───── DATA TO PROCESS ─────
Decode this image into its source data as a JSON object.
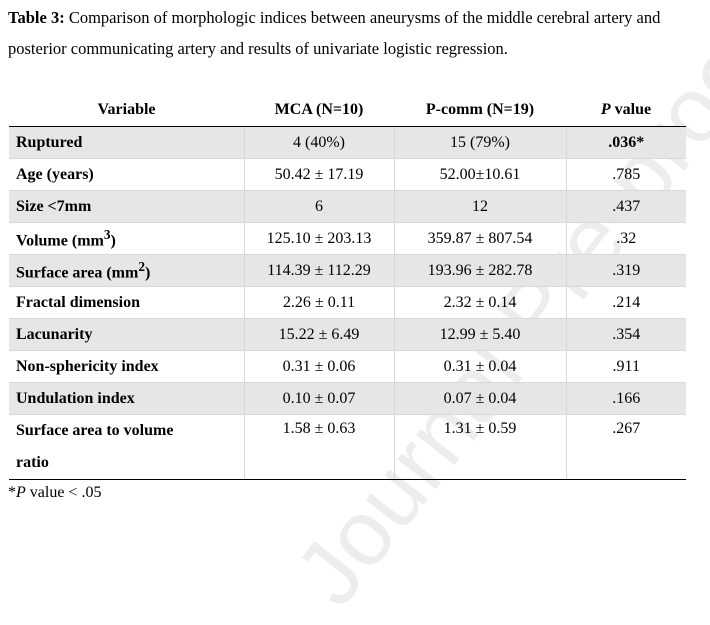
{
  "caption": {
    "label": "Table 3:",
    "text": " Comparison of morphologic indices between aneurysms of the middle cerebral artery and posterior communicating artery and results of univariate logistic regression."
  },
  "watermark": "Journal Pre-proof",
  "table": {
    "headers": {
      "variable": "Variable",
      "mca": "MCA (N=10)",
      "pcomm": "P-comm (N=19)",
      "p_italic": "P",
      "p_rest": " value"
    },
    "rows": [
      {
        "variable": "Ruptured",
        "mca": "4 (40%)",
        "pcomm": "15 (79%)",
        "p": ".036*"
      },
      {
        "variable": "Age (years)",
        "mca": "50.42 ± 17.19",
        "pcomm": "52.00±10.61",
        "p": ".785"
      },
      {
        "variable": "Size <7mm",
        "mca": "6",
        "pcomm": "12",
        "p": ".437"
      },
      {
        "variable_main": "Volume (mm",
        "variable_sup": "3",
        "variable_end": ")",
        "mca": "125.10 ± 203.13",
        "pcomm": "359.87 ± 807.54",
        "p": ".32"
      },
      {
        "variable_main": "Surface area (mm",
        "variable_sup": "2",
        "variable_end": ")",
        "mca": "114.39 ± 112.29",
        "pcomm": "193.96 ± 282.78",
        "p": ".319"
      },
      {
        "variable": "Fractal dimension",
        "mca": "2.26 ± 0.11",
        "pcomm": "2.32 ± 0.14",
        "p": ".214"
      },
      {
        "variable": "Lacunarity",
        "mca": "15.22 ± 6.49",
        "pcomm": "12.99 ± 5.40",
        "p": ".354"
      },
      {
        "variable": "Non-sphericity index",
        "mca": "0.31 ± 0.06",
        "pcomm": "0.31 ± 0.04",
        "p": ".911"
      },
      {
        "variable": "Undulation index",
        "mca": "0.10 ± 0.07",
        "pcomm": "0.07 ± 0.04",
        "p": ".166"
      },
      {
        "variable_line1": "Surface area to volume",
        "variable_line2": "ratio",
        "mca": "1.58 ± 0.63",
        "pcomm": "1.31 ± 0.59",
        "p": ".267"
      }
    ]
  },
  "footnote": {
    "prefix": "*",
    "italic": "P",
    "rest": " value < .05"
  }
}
─────
Omit the pictures and output all of the other material exactly.

### [RESULT OF THIS EXERCISE]
Decode this image into its source data as a JSON object.
{
  "caption": {
    "label": "Table 3:",
    "text": " Comparison of morphologic indices between aneurysms of the middle cerebral artery and posterior communicating artery and results of univariate logistic regression."
  },
  "watermark": "Journal Pre-proof",
  "table": {
    "headers": {
      "variable": "Variable",
      "mca": "MCA (N=10)",
      "pcomm": "P-comm (N=19)",
      "p_italic": "P",
      "p_rest": " value"
    },
    "rows": [
      {
        "variable": "Ruptured",
        "mca": "4 (40%)",
        "pcomm": "15 (79%)",
        "p": ".036*"
      },
      {
        "variable": "Age (years)",
        "mca": "50.42 ± 17.19",
        "pcomm": "52.00±10.61",
        "p": ".785"
      },
      {
        "variable": "Size <7mm",
        "mca": "6",
        "pcomm": "12",
        "p": ".437"
      },
      {
        "variable_main": "Volume (mm",
        "variable_sup": "3",
        "variable_end": ")",
        "mca": "125.10 ± 203.13",
        "pcomm": "359.87 ± 807.54",
        "p": ".32"
      },
      {
        "variable_main": "Surface area (mm",
        "variable_sup": "2",
        "variable_end": ")",
        "mca": "114.39 ± 112.29",
        "pcomm": "193.96 ± 282.78",
        "p": ".319"
      },
      {
        "variable": "Fractal dimension",
        "mca": "2.26 ± 0.11",
        "pcomm": "2.32 ± 0.14",
        "p": ".214"
      },
      {
        "variable": "Lacunarity",
        "mca": "15.22 ± 6.49",
        "pcomm": "12.99 ± 5.40",
        "p": ".354"
      },
      {
        "variable": "Non-sphericity index",
        "mca": "0.31 ± 0.06",
        "pcomm": "0.31 ± 0.04",
        "p": ".911"
      },
      {
        "variable": "Undulation index",
        "mca": "0.10 ± 0.07",
        "pcomm": "0.07 ± 0.04",
        "p": ".166"
      },
      {
        "variable_line1": "Surface area to volume",
        "variable_line2": "ratio",
        "mca": "1.58 ± 0.63",
        "pcomm": "1.31 ± 0.59",
        "p": ".267"
      }
    ]
  },
  "footnote": {
    "prefix": "*",
    "italic": "P",
    "rest": " value < .05"
  }
}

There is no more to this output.